- [Given task]: Records follow. Pull out every line that contains "JSON".

** START Records for the task **

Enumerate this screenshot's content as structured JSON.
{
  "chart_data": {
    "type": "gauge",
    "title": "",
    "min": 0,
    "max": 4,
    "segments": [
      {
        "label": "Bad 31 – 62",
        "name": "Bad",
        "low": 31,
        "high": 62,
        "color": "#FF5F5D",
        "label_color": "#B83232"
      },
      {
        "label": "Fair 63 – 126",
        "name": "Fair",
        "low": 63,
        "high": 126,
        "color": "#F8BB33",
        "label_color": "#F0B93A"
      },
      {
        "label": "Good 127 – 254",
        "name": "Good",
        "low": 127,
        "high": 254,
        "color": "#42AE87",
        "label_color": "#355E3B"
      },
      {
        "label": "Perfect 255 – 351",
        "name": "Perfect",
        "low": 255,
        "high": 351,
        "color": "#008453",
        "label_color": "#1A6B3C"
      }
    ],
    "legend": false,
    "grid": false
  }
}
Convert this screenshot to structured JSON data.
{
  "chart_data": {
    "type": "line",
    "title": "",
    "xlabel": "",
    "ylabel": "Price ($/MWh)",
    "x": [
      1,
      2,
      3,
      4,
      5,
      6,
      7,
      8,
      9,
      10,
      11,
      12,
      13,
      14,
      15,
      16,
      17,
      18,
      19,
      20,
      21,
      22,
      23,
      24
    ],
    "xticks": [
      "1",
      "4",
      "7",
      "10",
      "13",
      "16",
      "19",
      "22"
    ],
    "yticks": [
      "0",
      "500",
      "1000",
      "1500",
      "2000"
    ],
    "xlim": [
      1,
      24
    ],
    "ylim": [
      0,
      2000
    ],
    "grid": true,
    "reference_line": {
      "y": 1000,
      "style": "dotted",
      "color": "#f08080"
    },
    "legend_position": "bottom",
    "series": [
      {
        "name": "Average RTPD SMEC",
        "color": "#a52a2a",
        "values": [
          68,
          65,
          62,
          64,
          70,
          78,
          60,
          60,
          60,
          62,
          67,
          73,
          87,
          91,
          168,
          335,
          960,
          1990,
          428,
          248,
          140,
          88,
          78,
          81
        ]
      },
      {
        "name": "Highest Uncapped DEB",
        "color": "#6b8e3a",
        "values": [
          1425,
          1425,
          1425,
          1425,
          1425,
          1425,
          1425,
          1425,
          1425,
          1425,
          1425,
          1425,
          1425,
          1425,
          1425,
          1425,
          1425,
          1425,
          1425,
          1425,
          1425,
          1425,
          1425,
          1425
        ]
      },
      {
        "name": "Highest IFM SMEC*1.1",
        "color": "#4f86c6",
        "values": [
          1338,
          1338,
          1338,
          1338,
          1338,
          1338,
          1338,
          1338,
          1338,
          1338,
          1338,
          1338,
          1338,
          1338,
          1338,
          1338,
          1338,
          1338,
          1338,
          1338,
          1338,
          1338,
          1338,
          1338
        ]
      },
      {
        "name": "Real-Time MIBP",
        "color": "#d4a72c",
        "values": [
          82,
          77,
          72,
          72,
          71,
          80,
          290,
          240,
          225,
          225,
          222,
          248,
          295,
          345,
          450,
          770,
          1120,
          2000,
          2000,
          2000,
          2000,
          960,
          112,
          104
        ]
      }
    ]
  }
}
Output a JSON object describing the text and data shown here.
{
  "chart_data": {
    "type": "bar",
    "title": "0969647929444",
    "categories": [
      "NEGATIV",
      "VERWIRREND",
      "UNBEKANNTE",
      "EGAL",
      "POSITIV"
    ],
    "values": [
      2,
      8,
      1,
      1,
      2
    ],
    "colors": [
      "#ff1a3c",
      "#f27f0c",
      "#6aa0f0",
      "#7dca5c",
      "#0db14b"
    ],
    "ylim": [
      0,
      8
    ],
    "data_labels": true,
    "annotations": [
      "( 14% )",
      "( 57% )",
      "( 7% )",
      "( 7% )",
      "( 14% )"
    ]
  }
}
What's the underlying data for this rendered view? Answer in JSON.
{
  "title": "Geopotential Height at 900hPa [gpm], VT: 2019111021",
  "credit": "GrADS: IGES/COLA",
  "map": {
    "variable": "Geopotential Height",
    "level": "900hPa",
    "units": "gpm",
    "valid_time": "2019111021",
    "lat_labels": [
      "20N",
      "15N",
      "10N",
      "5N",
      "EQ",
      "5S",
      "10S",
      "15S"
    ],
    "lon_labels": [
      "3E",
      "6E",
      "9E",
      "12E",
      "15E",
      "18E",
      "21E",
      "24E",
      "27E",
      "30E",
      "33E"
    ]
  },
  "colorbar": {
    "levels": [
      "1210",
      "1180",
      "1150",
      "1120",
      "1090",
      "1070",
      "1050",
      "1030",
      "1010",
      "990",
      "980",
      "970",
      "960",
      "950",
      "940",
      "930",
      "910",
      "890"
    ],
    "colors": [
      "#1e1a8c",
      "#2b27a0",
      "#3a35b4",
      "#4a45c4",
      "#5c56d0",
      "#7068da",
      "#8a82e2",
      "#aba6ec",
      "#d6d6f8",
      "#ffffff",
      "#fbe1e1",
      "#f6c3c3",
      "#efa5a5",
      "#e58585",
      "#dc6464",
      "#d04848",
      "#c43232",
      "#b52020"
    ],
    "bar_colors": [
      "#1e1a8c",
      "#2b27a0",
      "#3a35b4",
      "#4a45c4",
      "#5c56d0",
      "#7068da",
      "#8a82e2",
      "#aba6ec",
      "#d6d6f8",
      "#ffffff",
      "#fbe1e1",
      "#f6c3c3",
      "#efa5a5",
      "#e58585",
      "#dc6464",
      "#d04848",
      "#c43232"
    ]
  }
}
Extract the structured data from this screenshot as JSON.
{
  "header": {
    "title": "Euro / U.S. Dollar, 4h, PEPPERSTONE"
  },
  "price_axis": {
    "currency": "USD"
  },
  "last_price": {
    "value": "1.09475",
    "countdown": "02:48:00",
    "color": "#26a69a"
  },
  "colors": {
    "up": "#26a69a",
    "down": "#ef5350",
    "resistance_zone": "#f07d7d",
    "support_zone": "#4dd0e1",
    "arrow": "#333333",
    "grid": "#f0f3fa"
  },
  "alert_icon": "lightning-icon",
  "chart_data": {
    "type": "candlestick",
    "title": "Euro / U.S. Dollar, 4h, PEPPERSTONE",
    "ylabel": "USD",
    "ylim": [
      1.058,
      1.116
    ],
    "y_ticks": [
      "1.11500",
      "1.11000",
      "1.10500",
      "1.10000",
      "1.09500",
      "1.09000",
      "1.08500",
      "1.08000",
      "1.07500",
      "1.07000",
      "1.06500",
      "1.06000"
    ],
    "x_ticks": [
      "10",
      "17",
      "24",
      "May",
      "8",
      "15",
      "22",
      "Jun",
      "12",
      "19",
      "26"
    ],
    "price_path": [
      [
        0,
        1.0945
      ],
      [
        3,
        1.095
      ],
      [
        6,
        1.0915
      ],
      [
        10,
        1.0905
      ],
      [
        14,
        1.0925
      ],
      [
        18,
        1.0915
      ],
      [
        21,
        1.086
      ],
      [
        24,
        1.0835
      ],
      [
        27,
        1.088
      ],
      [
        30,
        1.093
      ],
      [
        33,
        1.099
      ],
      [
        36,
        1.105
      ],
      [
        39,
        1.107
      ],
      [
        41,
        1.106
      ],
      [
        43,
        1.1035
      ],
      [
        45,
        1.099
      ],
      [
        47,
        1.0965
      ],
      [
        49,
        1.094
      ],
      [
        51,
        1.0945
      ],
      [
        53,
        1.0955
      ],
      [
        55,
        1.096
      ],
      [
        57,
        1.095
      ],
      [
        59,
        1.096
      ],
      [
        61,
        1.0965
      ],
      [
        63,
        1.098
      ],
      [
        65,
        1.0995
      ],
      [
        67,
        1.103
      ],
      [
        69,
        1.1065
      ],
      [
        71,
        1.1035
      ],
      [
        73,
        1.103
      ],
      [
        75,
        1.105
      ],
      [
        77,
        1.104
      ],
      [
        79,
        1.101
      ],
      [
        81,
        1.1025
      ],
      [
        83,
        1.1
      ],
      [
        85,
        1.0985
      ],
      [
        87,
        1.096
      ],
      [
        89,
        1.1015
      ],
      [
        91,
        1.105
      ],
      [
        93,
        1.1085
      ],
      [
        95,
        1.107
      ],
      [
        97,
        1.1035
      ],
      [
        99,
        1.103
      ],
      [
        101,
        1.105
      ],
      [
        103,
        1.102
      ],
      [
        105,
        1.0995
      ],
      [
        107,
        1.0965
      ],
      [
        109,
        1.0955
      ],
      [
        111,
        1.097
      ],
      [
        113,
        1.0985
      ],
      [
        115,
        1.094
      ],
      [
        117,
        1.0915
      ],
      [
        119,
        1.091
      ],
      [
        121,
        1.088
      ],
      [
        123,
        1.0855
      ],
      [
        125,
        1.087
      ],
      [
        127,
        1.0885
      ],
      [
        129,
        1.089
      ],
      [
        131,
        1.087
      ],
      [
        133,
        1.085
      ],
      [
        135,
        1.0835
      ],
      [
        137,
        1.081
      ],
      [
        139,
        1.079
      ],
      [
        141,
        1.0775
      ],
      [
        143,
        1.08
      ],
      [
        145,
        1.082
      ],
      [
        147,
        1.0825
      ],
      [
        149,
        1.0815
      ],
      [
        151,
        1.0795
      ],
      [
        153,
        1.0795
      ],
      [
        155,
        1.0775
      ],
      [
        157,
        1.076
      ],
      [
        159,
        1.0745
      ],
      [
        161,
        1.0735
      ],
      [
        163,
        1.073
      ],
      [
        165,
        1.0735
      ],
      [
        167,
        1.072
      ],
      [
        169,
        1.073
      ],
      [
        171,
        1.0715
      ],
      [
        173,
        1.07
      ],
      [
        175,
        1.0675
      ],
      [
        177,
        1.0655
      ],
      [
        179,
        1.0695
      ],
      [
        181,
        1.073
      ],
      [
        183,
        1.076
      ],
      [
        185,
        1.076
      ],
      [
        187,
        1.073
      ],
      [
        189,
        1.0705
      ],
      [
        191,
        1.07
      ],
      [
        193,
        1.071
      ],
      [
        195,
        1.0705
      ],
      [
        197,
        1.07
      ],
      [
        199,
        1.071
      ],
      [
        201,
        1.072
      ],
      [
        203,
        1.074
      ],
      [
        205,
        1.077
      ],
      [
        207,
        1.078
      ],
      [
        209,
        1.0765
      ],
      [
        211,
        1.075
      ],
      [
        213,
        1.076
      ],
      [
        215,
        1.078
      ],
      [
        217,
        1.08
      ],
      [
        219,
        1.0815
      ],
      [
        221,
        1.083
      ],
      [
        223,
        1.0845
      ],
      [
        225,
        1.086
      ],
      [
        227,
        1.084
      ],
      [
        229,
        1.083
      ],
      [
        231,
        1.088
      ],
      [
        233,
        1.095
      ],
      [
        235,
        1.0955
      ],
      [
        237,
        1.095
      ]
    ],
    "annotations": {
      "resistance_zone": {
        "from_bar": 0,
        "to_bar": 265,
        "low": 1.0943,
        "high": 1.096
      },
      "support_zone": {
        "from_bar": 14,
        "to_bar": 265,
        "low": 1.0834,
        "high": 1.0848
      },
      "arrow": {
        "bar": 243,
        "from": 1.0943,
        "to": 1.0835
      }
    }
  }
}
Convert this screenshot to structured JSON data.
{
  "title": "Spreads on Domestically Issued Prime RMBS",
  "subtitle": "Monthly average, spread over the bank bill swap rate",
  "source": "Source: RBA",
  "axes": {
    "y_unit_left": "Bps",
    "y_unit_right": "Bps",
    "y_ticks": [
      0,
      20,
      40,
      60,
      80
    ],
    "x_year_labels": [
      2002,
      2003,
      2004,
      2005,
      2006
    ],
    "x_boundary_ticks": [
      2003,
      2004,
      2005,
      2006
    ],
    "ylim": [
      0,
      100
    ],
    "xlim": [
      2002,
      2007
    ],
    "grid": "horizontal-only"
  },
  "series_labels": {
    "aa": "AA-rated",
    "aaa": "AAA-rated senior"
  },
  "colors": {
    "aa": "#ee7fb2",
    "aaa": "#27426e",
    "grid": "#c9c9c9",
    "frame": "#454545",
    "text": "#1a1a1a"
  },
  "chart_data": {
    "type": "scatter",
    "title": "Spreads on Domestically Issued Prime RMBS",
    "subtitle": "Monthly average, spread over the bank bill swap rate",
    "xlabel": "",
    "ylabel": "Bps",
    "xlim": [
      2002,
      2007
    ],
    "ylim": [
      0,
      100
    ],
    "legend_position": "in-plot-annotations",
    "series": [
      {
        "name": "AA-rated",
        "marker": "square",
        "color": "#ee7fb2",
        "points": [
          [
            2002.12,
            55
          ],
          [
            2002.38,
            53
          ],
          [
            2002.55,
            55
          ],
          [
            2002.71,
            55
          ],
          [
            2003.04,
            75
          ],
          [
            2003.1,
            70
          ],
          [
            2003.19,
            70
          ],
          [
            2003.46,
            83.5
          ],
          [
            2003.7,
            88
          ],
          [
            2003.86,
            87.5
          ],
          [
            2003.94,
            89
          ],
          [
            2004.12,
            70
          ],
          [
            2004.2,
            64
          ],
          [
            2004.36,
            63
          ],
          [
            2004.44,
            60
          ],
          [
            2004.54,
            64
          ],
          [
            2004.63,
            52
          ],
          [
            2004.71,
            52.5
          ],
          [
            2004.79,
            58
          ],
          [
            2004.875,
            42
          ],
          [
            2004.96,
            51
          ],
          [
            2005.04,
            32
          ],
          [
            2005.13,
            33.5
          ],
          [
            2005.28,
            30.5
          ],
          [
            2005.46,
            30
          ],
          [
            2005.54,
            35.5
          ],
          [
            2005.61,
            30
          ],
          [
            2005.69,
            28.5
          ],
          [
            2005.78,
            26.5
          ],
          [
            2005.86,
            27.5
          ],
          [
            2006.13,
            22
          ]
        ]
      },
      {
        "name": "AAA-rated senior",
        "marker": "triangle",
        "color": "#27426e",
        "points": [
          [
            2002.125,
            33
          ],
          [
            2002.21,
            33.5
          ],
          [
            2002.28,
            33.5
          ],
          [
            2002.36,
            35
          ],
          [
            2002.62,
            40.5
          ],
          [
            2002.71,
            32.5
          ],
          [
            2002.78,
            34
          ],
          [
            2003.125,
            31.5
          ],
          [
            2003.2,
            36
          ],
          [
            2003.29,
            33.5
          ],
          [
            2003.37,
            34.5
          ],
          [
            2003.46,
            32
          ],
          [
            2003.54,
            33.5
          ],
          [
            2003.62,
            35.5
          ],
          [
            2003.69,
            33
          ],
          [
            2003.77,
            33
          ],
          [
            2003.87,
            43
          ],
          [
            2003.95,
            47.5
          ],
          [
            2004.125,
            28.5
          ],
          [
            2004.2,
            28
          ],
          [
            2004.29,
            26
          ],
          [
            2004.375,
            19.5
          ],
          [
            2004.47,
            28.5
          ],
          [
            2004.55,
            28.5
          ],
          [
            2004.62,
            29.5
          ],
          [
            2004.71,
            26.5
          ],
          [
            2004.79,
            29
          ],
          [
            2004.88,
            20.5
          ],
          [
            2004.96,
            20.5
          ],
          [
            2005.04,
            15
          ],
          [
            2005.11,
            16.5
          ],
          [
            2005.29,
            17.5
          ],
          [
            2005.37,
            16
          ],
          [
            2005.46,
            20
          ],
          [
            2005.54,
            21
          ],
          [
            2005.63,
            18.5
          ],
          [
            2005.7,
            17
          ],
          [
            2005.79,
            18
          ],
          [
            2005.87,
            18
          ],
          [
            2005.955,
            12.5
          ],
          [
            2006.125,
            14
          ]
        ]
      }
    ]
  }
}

** END Records for the task **

- [Solution below]:
Enumerate this screenshot's content as structured JSON.
Convert this screenshot to structured JSON data.
Output a JSON object describing the text and data shown here.
What's the underlying data for this rendered view? Answer in JSON.
Extract the structured data from this screenshot as JSON.
Convert this screenshot to structured JSON data.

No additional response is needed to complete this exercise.